[START Given passage]

In this test is used CIPL with Cauchy-Schwarz and Euclidean divergency. The diversity is measured with:

- Kohavi wolpert Variance.
- Generalized Diversity.
- Coincident Failure.
- Entropy sk.
- Difficulty.

In [None]:
parameters = [n for n in np.linspace(-1, 1, 11)]

score_cs = []
diversity_cs = []
for p in parameters:
    model_cs = get_ensemble_cip_cs(p, s)
    Logger().log_disable()
    divty = []
    score = []
    for i in range(5):
        metric = model_cs.fit(input_train, target_train, **args_train_cip)
        metric.append_prediction(input_test, target_test, append_last_pred=True)
        score.append(model_cs.score(input_test, target_test))
        divty.append(metric.get_diversity(metric=generalized_diversity)[0])
        model_cs.reset()
    
    score_cs.append( [np.mean(score), np.std(score)] )
    diversity_cs.append( [np.mean(divty), np.std(divty)] )

In [None]:
score_ed = []
diversity_ed = []
for p in parameters:
    model_ed = get_ensemble_cip_ed(p, s)
    Logger().log_disable()
    divty = []
    score = []
    for i in range(5):
        metric = model_ed.fit(input_train, target_train, **args_train_cip)
        metric.append_prediction(input_test, target_test, append_last_pred=True)
        score.append(model_ed.score(input_test, target_test))
        divty.append(metric.get_diversity(metric=generalized_diversity)[0])
        model_ed.reset()
    
    score_ed.append( [np.mean(score), np.std(score)] )
    diversity_ed.append( [np.mean(divty), np.std(divty)]  )

In [None]:
score_cs = np.array(score_cs)
diversity_cs = np.array(diversity_cs)
score_ed = np.array(score_ed)
diversity_ed = np.array(diversity_ed)

f = plt.figure(figsize=(12,5), dpi=80)
plt.subplot(121)
plt.plot(parameters, score_cs[:, 0], 'r',  linestyle='-', label='Ensamble CIPL CS')

[END Given passage]
[START Dataset content]

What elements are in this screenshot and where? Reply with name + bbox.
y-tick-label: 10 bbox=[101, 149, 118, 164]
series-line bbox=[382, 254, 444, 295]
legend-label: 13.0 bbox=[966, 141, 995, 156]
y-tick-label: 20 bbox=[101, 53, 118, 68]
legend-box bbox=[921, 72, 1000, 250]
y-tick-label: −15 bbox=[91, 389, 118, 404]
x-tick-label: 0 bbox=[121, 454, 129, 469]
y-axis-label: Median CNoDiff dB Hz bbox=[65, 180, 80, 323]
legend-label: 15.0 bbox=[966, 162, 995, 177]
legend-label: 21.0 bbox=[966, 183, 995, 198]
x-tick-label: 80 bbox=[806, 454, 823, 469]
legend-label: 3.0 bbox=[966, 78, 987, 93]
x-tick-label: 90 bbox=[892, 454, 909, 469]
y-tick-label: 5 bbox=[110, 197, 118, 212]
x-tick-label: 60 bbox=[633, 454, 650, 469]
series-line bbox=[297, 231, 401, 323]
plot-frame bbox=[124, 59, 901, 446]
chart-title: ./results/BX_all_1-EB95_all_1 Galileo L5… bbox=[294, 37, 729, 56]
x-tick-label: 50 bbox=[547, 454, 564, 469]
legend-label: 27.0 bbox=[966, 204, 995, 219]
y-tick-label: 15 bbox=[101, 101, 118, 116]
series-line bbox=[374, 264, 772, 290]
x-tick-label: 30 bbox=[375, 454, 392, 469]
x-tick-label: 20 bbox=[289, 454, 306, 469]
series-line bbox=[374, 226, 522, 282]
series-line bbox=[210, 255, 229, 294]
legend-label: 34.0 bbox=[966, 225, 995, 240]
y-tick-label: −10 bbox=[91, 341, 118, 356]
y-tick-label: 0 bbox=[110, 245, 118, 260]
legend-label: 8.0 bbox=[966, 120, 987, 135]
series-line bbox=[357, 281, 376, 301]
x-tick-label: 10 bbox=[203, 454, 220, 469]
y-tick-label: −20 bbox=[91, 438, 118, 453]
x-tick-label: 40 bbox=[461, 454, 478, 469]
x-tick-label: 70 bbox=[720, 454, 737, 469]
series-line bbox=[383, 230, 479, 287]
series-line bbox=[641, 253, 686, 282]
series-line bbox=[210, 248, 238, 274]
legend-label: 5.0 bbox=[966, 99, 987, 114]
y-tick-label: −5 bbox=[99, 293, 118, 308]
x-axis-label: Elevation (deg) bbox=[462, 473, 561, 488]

[END Dataset content]
[START Dataset content]

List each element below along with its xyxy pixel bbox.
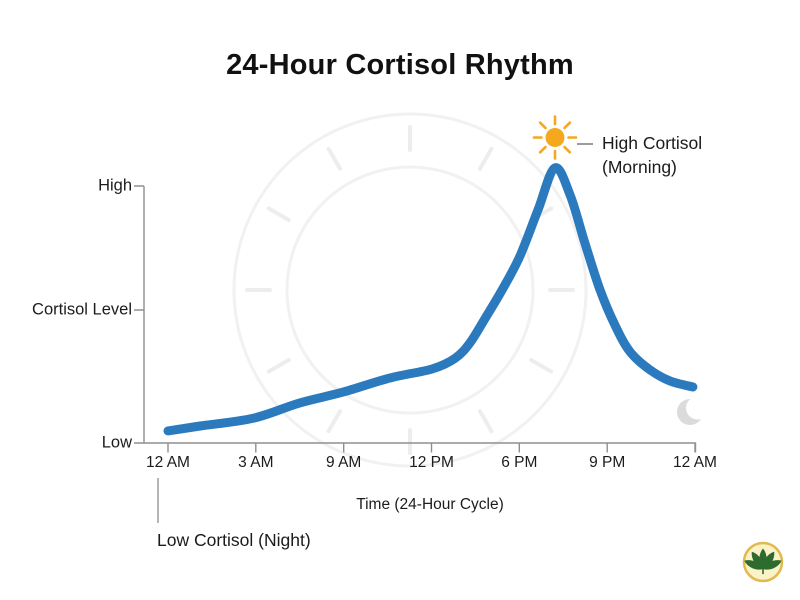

[END Dataset content]
[START Dataset content]

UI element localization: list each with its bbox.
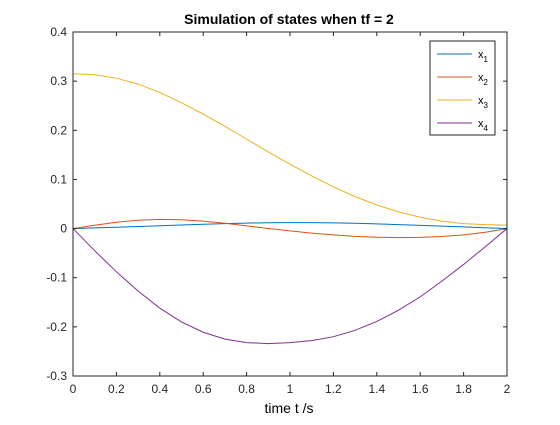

[END Dataset content]

## Jobs
a – According to the notebook text, which two divergences are used with CIPL in this test?
b – Reproduce the notebook text from "diversity_ed = np.array(diversity_ed)" to "label='Ensamble CIPL CS')", swapping "dpi=80" for "dpi=100".
c – Continue the ensemble diversity notebook from the point where it stops.

## Answers to each task
a – Cauchy-Schwarz and Euclidean divergences.

b –
diversity_ed = np.array(diversity_ed)

f = plt.figure(figsize=(12,5), dpi=100)
plt.subplot(121)
plt.plot(parameters, score_cs[:, 0], 'r',  linestyle='-', label='Ensamble CIPL CS')

c –
plt.errorbar(parameters, score_cs[:, 0], score_cs[:, 1], linestyle='None', marker='o', lw=2, ecolor='k', capsize=5)
plt.legend()
plt.title('Precisión')
plt.xlabel('Parámetro')
plt.ylabel('Precisión')
plt.subplot(122)
plt.plot(parameters, diversity_cs[:, 0], 'r', linestyle='-', label='Ensamble CIPL CS')
plt.errorbar(parameters, diversity_cs[:, 0], diversity_cs[:, 1], linestyle='None', marker='o', lw=2, ecolor='k', capsize=5)
plt.legend()
plt.title('Diversidad Generalized diversity')
plt.xlabel('Parámetro')
plt.ylabel('Generalized diversity')
plt.tight_layout()

f = plt.figure(figsize=(12,5), dpi=80)
plt.subplot(121)
plt.plot(parameters, score_ed[:, 0], 'b', linestyle='-', label='Ensamble CIPL ED')
plt.errorbar(parameters, score_ed[:, 0], score_ed[:, 1], linestyle='None', marker='o', lw=2, ecolor='k', capsize=5)
plt.legend()
plt.title('Precisión')
plt.xlabel('Parámetro')
plt.ylabel('Precisión')
plt.subplot(122)
plt.plot(parameters, diversity_ed[:, 0], 'b', linestyle='-', label='Ensamble CIPL ED')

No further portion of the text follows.